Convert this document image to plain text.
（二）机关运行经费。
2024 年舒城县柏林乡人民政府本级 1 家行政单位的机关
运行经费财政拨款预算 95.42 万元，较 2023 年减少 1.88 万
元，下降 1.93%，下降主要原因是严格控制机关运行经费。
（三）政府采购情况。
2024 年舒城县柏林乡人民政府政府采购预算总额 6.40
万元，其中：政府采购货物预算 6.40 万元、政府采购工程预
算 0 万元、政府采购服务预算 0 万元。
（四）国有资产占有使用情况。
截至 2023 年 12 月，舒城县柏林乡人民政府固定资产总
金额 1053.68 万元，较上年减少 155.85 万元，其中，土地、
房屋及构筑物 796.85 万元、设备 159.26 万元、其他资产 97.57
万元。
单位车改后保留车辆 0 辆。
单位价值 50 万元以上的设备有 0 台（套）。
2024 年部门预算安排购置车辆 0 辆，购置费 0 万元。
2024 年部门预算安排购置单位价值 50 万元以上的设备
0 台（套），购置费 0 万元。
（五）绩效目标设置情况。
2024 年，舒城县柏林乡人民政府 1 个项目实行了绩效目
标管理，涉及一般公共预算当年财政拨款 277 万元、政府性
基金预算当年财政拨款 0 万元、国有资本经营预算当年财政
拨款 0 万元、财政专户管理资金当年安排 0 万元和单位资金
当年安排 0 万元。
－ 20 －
-----
Given exercise >> Output an exact copy of each record.

Response >>
Convert this document image to plain text.
（二）机关运行经费。
2024 年舒城县柏林乡人民政府本级 1 家行政单位的机关
运行经费财政拨款预算 95.42 万元，较 2023 年减少 1.88 万
元，下降 1.93%，下降主要原因是严格控制机关运行经费。
（三）政府采购情况。
2024 年舒城县柏林乡人民政府政府采购预算总额 6.40
万元，其中：政府采购货物预算 6.40 万元、政府采购工程预
算 0 万元、政府采购服务预算 0 万元。
（四）国有资产占有使用情况。
截至 2023 年 12 月，舒城县柏林乡人民政府固定资产总
金额 1053.68 万元，较上年减少 155.85 万元，其中，土地、
房屋及构筑物 796.85 万元、设备 159.26 万元、其他资产 97.57
万元。
单位车改后保留车辆 0 辆。
单位价值 50 万元以上的设备有 0 台（套）。
2024 年部门预算安排购置车辆 0 辆，购置费 0 万元。
2024 年部门预算安排购置单位价值 50 万元以上的设备
0 台（套），购置费 0 万元。
（五）绩效目标设置情况。
2024 年，舒城县柏林乡人民政府 1 个项目实行了绩效目
标管理，涉及一般公共预算当年财政拨款 277 万元、政府性
基金预算当年财政拨款 0 万元、国有资本经营预算当年财政
拨款 0 万元、财政专户管理资金当年安排 0 万元和单位资金
当年安排 0 万元。
－ 20 －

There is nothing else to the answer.